## Structured figure records
▼

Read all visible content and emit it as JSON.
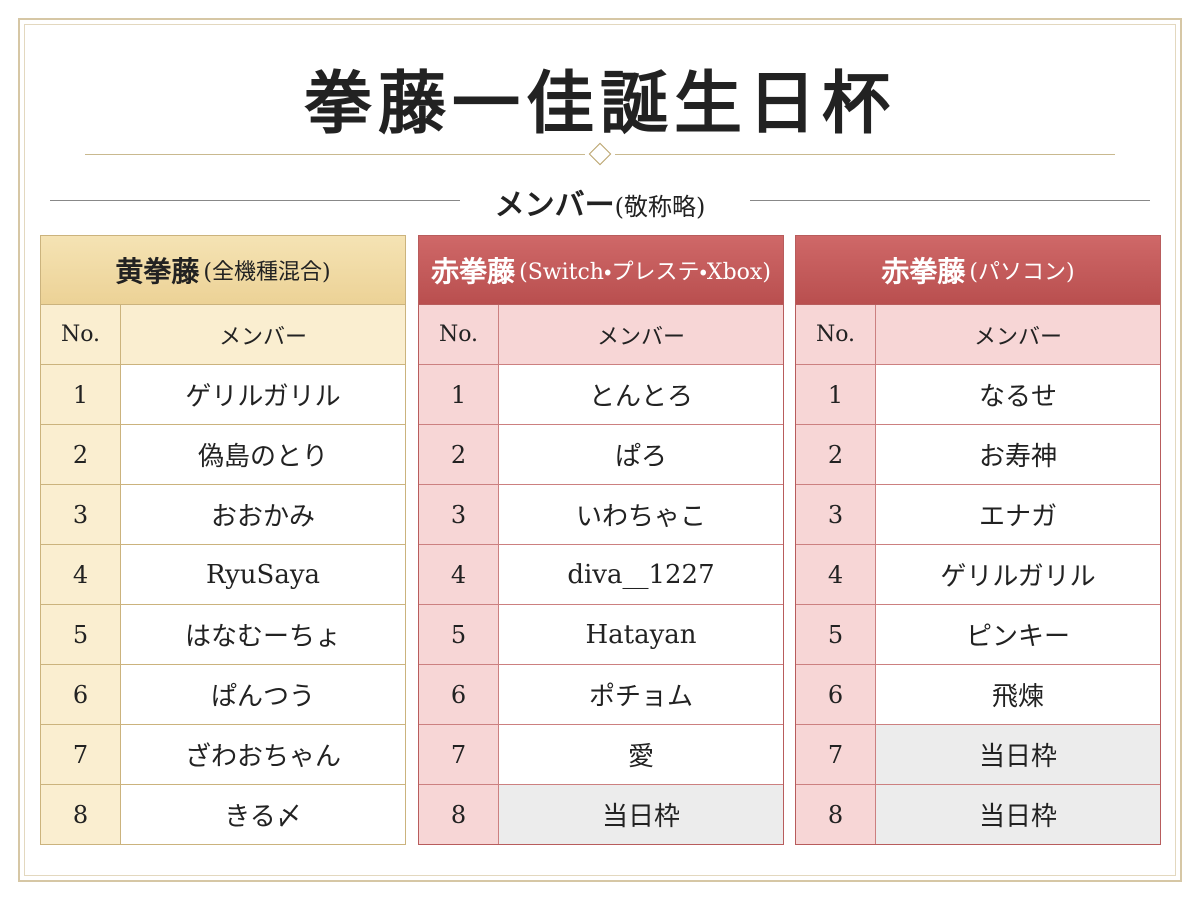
{
  "header": {
    "title": "拳藤一佳誕生日杯",
    "subtitle": "メンバー",
    "subtitle_note": "(敬称略)"
  },
  "tables": [
    {
      "name": "黄拳藤",
      "note": "(全機種混合)",
      "col_no": "No.",
      "col_member": "メンバー",
      "rows": [
        [
          "1",
          "ゲリルガリル"
        ],
        [
          "2",
          "偽島のとり"
        ],
        [
          "3",
          "おおかみ"
        ],
        [
          "4",
          "RyuSaya"
        ],
        [
          "5",
          "はなむーちょ"
        ],
        [
          "6",
          "ぱんつう"
        ],
        [
          "7",
          "ざわおちゃん"
        ],
        [
          "8",
          "きる〆"
        ]
      ]
    },
    {
      "name": "赤拳藤",
      "note": "(Switch・プレステ・Xbox)",
      "col_no": "No.",
      "col_member": "メンバー",
      "rows": [
        [
          "1",
          "とんとろ"
        ],
        [
          "2",
          "ぱろ"
        ],
        [
          "3",
          "いわちゃこ"
        ],
        [
          "4",
          "diva__1227"
        ],
        [
          "5",
          "Hatayan"
        ],
        [
          "6",
          "ポチョム"
        ],
        [
          "7",
          "愛"
        ],
        [
          "8",
          "当日枠"
        ]
      ]
    },
    {
      "name": "赤拳藤",
      "note": "(パソコン)",
      "col_no": "No.",
      "col_member": "メンバー",
      "rows": [
        [
          "1",
          "なるせ"
        ],
        [
          "2",
          "お寿神"
        ],
        [
          "3",
          "エナガ"
        ],
        [
          "4",
          "ゲリルガリル"
        ],
        [
          "5",
          "ピンキー"
        ],
        [
          "6",
          "飛煉"
        ],
        [
          "7",
          "当日枠"
        ],
        [
          "8",
          "当日枠"
        ]
      ]
    }
  ]
}
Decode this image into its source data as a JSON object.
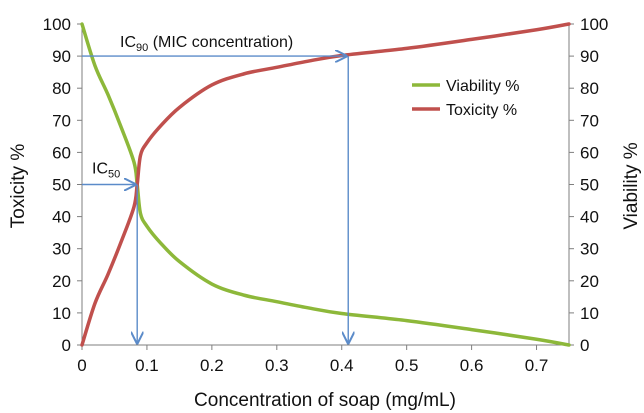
{
  "chart_data": {
    "type": "line",
    "xlabel": "Concentration of soap (mg/mL)",
    "ylabel_left": "Toxicity %",
    "ylabel_right": "Viability %",
    "xlim": [
      0,
      0.75
    ],
    "ylim": [
      0,
      100
    ],
    "x_ticks": [
      "0",
      "0.1",
      "0.2",
      "0.3",
      "0.4",
      "0.5",
      "0.6",
      "0.7"
    ],
    "y_ticks": [
      "0",
      "10",
      "20",
      "30",
      "40",
      "50",
      "60",
      "70",
      "80",
      "90",
      "100"
    ],
    "legend_position": "top-right",
    "grid": false,
    "series": [
      {
        "name": "Viability %",
        "color": "#8db83a",
        "x": [
          0,
          0.02,
          0.04,
          0.06,
          0.08,
          0.085,
          0.09,
          0.1,
          0.12,
          0.15,
          0.2,
          0.25,
          0.3,
          0.35,
          0.4,
          0.5,
          0.6,
          0.7,
          0.75
        ],
        "y": [
          100,
          87,
          78,
          68,
          57,
          50,
          41,
          37,
          32,
          26,
          19,
          15.5,
          13.5,
          11.5,
          9.8,
          7.6,
          4.8,
          1.8,
          0
        ]
      },
      {
        "name": "Toxicity %",
        "color": "#c0504d",
        "x": [
          0,
          0.02,
          0.04,
          0.06,
          0.08,
          0.085,
          0.09,
          0.1,
          0.12,
          0.15,
          0.2,
          0.25,
          0.3,
          0.35,
          0.4,
          0.5,
          0.6,
          0.7,
          0.75
        ],
        "y": [
          0,
          13,
          22,
          32,
          43,
          50,
          59,
          63,
          68,
          74,
          81,
          84.5,
          86.5,
          88.5,
          90.2,
          92.4,
          95.2,
          98.2,
          100
        ]
      }
    ],
    "annotations": {
      "ic50": {
        "label": "IC",
        "sub": "50",
        "x": 0.085,
        "y": 50
      },
      "ic90": {
        "label": "IC",
        "sub": "90",
        "suffix": " (MIC concentration)",
        "x": 0.41,
        "y": 90
      }
    },
    "arrow_color": "#5b8bc9"
  }
}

▲

## PROBLEM
Pictures are to be left out; the records above must be repeated word for word.

## FINISHED TASK
Read all visible content and emit it as JSON.
{
  "header": {
    "title": "拳藤一佳誕生日杯",
    "subtitle": "メンバー",
    "subtitle_note": "(敬称略)"
  },
  "tables": [
    {
      "name": "黄拳藤",
      "note": "(全機種混合)",
      "col_no": "No.",
      "col_member": "メンバー",
      "rows": [
        [
          "1",
          "ゲリルガリル"
        ],
        [
          "2",
          "偽島のとり"
        ],
        [
          "3",
          "おおかみ"
        ],
        [
          "4",
          "RyuSaya"
        ],
        [
          "5",
          "はなむーちょ"
        ],
        [
          "6",
          "ぱんつう"
        ],
        [
          "7",
          "ざわおちゃん"
        ],
        [
          "8",
          "きる〆"
        ]
      ]
    },
    {
      "name": "赤拳藤",
      "note": "(Switch・プレステ・Xbox)",
      "col_no": "No.",
      "col_member": "メンバー",
      "rows": [
        [
          "1",
          "とんとろ"
        ],
        [
          "2",
          "ぱろ"
        ],
        [
          "3",
          "いわちゃこ"
        ],
        [
          "4",
          "diva__1227"
        ],
        [
          "5",
          "Hatayan"
        ],
        [
          "6",
          "ポチョム"
        ],
        [
          "7",
          "愛"
        ],
        [
          "8",
          "当日枠"
        ]
      ]
    },
    {
      "name": "赤拳藤",
      "note": "(パソコン)",
      "col_no": "No.",
      "col_member": "メンバー",
      "rows": [
        [
          "1",
          "なるせ"
        ],
        [
          "2",
          "お寿神"
        ],
        [
          "3",
          "エナガ"
        ],
        [
          "4",
          "ゲリルガリル"
        ],
        [
          "5",
          "ピンキー"
        ],
        [
          "6",
          "飛煉"
        ],
        [
          "7",
          "当日枠"
        ],
        [
          "8",
          "当日枠"
        ]
      ]
    }
  ]
}
Decode this image into its source data as a JSON object.
{
  "chart_data": {
    "type": "line",
    "xlabel": "Concentration of soap (mg/mL)",
    "ylabel_left": "Toxicity %",
    "ylabel_right": "Viability %",
    "xlim": [
      0,
      0.75
    ],
    "ylim": [
      0,
      100
    ],
    "x_ticks": [
      "0",
      "0.1",
      "0.2",
      "0.3",
      "0.4",
      "0.5",
      "0.6",
      "0.7"
    ],
    "y_ticks": [
      "0",
      "10",
      "20",
      "30",
      "40",
      "50",
      "60",
      "70",
      "80",
      "90",
      "100"
    ],
    "legend_position": "top-right",
    "grid": false,
    "series": [
      {
        "name": "Viability %",
        "color": "#8db83a",
        "x": [
          0,
          0.02,
          0.04,
          0.06,
          0.08,
          0.085,
          0.09,
          0.1,
          0.12,
          0.15,
          0.2,
          0.25,
          0.3,
          0.35,
          0.4,
          0.5,
          0.6,
          0.7,
          0.75
        ],
        "y": [
          100,
          87,
          78,
          68,
          57,
          50,
          41,
          37,
          32,
          26,
          19,
          15.5,
          13.5,
          11.5,
          9.8,
          7.6,
          4.8,
          1.8,
          0
        ]
      },
      {
        "name": "Toxicity %",
        "color": "#c0504d",
        "x": [
          0,
          0.02,
          0.04,
          0.06,
          0.08,
          0.085,
          0.09,
          0.1,
          0.12,
          0.15,
          0.2,
          0.25,
          0.3,
          0.35,
          0.4,
          0.5,
          0.6,
          0.7,
          0.75
        ],
        "y": [
          0,
          13,
          22,
          32,
          43,
          50,
          59,
          63,
          68,
          74,
          81,
          84.5,
          86.5,
          88.5,
          90.2,
          92.4,
          95.2,
          98.2,
          100
        ]
      }
    ],
    "annotations": {
      "ic50": {
        "label": "IC",
        "sub": "50",
        "x": 0.085,
        "y": 50
      },
      "ic90": {
        "label": "IC",
        "sub": "90",
        "suffix": " (MIC concentration)",
        "x": 0.41,
        "y": 90
      }
    },
    "arrow_color": "#5b8bc9"
  }
}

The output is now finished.